Short exercise —
Return, word for word, every line that follows.

[Collected data]
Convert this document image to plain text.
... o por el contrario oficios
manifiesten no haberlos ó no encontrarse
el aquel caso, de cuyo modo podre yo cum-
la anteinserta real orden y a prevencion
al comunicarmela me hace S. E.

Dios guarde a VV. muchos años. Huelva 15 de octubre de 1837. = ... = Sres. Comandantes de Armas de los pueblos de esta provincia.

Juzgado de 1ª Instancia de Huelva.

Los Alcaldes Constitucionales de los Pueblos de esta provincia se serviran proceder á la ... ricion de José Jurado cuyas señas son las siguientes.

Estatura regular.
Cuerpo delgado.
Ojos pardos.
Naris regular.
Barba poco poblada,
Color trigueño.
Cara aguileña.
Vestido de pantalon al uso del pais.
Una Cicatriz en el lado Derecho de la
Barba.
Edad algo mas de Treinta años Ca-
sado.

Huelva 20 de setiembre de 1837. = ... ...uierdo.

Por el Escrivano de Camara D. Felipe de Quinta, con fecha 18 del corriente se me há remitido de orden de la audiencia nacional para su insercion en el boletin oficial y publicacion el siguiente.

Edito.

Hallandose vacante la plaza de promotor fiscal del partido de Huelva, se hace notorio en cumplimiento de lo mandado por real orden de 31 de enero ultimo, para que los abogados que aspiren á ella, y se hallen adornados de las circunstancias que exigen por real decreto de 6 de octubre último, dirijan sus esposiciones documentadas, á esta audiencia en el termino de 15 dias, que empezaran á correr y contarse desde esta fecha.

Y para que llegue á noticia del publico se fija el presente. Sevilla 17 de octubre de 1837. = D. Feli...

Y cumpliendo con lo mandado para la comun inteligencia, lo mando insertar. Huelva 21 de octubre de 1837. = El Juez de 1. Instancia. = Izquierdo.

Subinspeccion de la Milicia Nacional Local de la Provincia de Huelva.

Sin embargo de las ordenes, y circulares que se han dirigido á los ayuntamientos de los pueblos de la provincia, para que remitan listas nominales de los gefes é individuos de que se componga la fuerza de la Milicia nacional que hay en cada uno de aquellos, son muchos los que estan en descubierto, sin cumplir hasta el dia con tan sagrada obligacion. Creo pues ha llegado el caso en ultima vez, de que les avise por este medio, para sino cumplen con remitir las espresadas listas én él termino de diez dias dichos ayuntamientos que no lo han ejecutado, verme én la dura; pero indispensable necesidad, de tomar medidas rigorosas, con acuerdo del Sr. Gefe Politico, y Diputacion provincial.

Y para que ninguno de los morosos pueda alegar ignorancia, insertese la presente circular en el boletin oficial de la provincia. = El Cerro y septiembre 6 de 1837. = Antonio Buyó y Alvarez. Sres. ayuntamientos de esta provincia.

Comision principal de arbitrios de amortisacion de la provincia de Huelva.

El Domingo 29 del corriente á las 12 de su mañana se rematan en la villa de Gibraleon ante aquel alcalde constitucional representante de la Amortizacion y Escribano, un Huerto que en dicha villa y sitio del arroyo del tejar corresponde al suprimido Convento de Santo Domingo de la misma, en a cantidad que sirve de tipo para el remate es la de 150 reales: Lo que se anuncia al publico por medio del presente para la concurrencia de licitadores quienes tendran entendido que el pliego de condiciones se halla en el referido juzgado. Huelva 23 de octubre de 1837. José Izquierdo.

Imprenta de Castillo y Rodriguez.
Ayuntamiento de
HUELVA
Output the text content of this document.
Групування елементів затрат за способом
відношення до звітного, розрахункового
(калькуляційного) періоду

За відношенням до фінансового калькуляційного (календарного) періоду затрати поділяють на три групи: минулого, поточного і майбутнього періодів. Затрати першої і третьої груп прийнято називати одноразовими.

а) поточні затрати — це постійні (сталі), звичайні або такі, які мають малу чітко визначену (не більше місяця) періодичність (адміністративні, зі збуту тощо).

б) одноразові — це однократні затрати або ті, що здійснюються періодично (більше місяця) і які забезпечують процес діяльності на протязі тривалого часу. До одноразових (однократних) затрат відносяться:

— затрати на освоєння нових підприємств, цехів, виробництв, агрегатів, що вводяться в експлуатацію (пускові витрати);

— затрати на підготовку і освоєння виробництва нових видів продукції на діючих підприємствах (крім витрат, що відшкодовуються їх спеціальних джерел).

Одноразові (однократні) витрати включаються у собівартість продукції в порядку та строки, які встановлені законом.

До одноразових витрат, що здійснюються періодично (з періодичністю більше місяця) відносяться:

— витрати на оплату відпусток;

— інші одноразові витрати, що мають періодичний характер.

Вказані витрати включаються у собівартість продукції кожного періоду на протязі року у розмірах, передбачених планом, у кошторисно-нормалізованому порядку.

Answer to this problem —
Convert this document image to plain text.
... o por el contrario oficios
manifiesten no haberlos ó no encontrarse
el aquel caso, de cuyo modo podre yo cum-
la anteinserta real orden y a prevencion
al comunicarmela me hace S. E.

Dios guarde a VV. muchos años. Huelva 15 de octubre de 1837. = ... = Sres. Comandantes de Armas de los pueblos de esta provincia.

Juzgado de 1ª Instancia de Huelva.

Los Alcaldes Constitucionales de los Pueblos de esta provincia se serviran proceder á la ... ricion de José Jurado cuyas señas son las siguientes.

Estatura regular.
Cuerpo delgado.
Ojos pardos.
Naris regular.
Barba poco poblada,
Color trigueño.
Cara aguileña.
Vestido de pantalon al uso del pais.
Una Cicatriz en el lado Derecho de la
Barba.
Edad algo mas de Treinta años Ca-
sado.

Huelva 20 de setiembre de 1837. = ... ...uierdo.

Por el Escrivano de Camara D. Felipe de Quinta, con fecha 18 del corriente se me há remitido de orden de la audiencia nacional para su insercion en el boletin oficial y publicacion el siguiente.

Edito.

Hallandose vacante la plaza de promotor fiscal del partido de Huelva, se hace notorio en cumplimiento de lo mandado por real orden de 31 de enero ultimo, para que los abogados que aspiren á ella, y se hallen adornados de las circunstancias que exigen por real decreto de 6 de octubre último, dirijan sus esposiciones documentadas, á esta audiencia en el termino de 15 dias, que empezaran á correr y contarse desde esta fecha.

Y para que llegue á noticia del publico se fija el presente. Sevilla 17 de octubre de 1837. = D. Feli...

Y cumpliendo con lo mandado para la comun inteligencia, lo mando insertar. Huelva 21 de octubre de 1837. = El Juez de 1. Instancia. = Izquierdo.

Subinspeccion de la Milicia Nacional Local de la Provincia de Huelva.

Sin embargo de las ordenes, y circulares que se han dirigido á los ayuntamientos de los pueblos de la provincia, para que remitan listas nominales de los gefes é individuos de que se componga la fuerza de la Milicia nacional que hay en cada uno de aquellos, son muchos los que estan en descubierto, sin cumplir hasta el dia con tan sagrada obligacion. Creo pues ha llegado el caso en ultima vez, de que les avise por este medio, para sino cumplen con remitir las espresadas listas én él termino de diez dias dichos ayuntamientos que no lo han ejecutado, verme én la dura; pero indispensable necesidad, de tomar medidas rigorosas, con acuerdo del Sr. Gefe Politico, y Diputacion provincial.

Y para que ninguno de los morosos pueda alegar ignorancia, insertese la presente circular en el boletin oficial de la provincia. = El Cerro y septiembre 6 de 1837. = Antonio Buyó y Alvarez. Sres. ayuntamientos de esta provincia.

Comision principal de arbitrios de amortisacion de la provincia de Huelva.

El Domingo 29 del corriente á las 12 de su mañana se rematan en la villa de Gibraleon ante aquel alcalde constitucional representante de la Amortizacion y Escribano, un Huerto que en dicha villa y sitio del arroyo del tejar corresponde al suprimido Convento de Santo Domingo de la misma, en a cantidad que sirve de tipo para el remate es la de 150 reales: Lo que se anuncia al publico por medio del presente para la concurrencia de licitadores quienes tendran entendido que el pliego de condiciones se halla en el referido juzgado. Huelva 23 de octubre de 1837. José Izquierdo.

Imprenta de Castillo y Rodriguez.
Ayuntamiento de
HUELVA
Output the text content of this document.
Групування елементів затрат за способом
відношення до звітного, розрахункового
(калькуляційного) періоду

За відношенням до фінансового калькуляційного (календарного) періоду затрати поділяють на три групи: минулого, поточного і майбутнього періодів. Затрати першої і третьої груп прийнято називати одноразовими.

а) поточні затрати — це постійні (сталі), звичайні або такі, які мають малу чітко визначену (не більше місяця) періодичність (адміністративні, зі збуту тощо).

б) одноразові — це однократні затрати або ті, що здійснюються періодично (більше місяця) і які забезпечують процес діяльності на протязі тривалого часу. До одноразових (однократних) затрат відносяться:

— затрати на освоєння нових підприємств, цехів, виробництв, агрегатів, що вводяться в експлуатацію (пускові витрати);

— затрати на підготовку і освоєння виробництва нових видів продукції на діючих підприємствах (крім витрат, що відшкодовуються їх спеціальних джерел).

Одноразові (однократні) витрати включаються у собівартість продукції в порядку та строки, які встановлені законом.

До одноразових витрат, що здійснюються періодично (з періодичністю більше місяця) відносяться:

— витрати на оплату відпусток;

— інші одноразові витрати, що мають періодичний характер.

Вказані витрати включаються у собівартість продукції кожного періоду на протязі року у розмірах, передбачених планом, у кошторисно-нормалізованому порядку.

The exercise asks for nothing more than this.